◆ **EXERCISE TASK**
An exact copy of the records is required, minus the pictures they hold.

Recorded data
━━━━━━━━

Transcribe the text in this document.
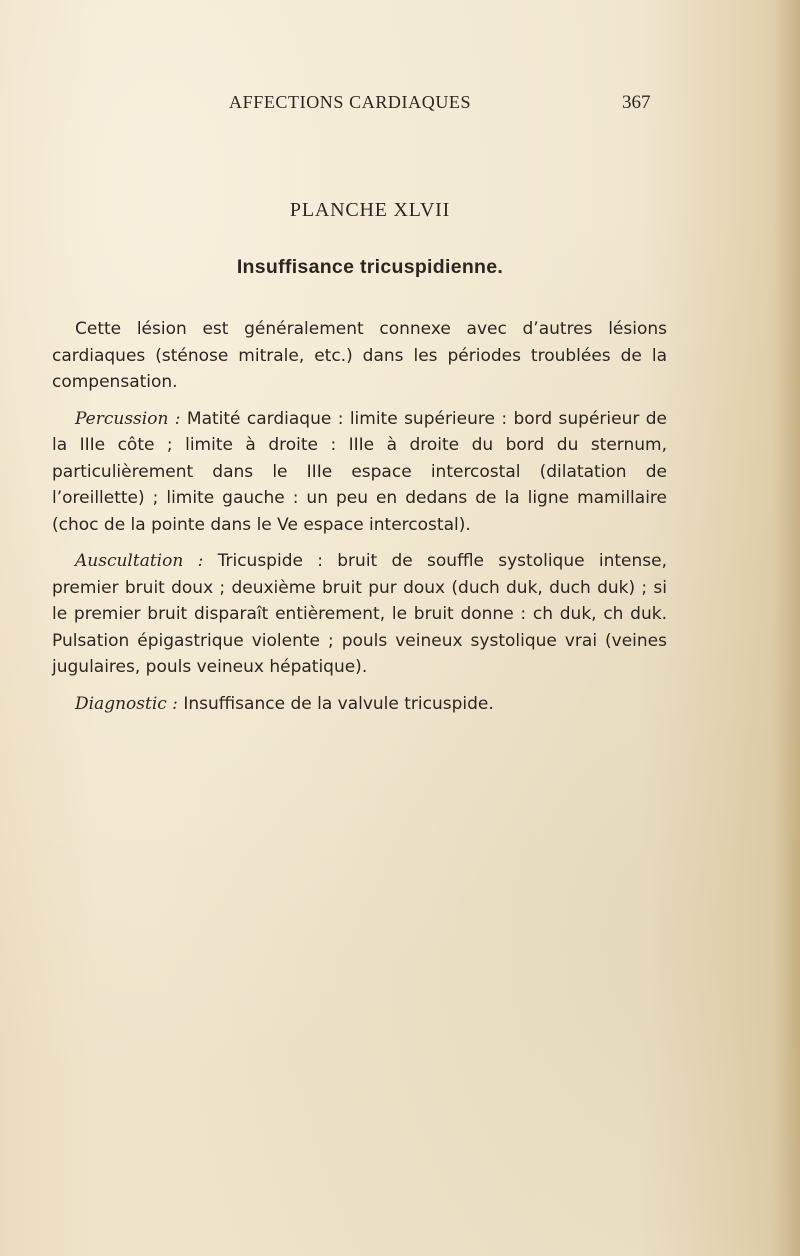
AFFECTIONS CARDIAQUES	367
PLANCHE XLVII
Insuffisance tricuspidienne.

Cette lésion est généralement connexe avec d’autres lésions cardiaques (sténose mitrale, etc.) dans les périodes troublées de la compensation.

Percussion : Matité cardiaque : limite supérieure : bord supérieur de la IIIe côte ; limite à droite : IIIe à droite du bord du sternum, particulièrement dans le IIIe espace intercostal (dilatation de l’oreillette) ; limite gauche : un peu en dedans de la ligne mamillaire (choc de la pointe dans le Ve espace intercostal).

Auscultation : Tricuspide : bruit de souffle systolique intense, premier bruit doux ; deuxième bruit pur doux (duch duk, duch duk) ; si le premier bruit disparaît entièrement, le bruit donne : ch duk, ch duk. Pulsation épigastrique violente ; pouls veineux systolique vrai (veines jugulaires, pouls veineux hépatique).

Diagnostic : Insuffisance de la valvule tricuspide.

━━━━━━━━

◆ **COMPLETE OUTPUT**
Transcribe the text in this document.
AFFECTIONS CARDIAQUES	367
PLANCHE XLVII
Insuffisance tricuspidienne.

Cette lésion est généralement connexe avec d’autres lésions cardiaques (sténose mitrale, etc.) dans les périodes troublées de la compensation.

Percussion : Matité cardiaque : limite supérieure : bord supérieur de la IIIe côte ; limite à droite : IIIe à droite du bord du sternum, particulièrement dans le IIIe espace intercostal (dilatation de l’oreillette) ; limite gauche : un peu en dedans de la ligne mamillaire (choc de la pointe dans le Ve espace intercostal).

Auscultation : Tricuspide : bruit de souffle systolique intense, premier bruit doux ; deuxième bruit pur doux (duch duk, duch duk) ; si le premier bruit disparaît entièrement, le bruit donne : ch duk, ch duk. Pulsation épigastrique violente ; pouls veineux systolique vrai (veines jugulaires, pouls veineux hépatique).

Diagnostic : Insuffisance de la valvule tricuspide.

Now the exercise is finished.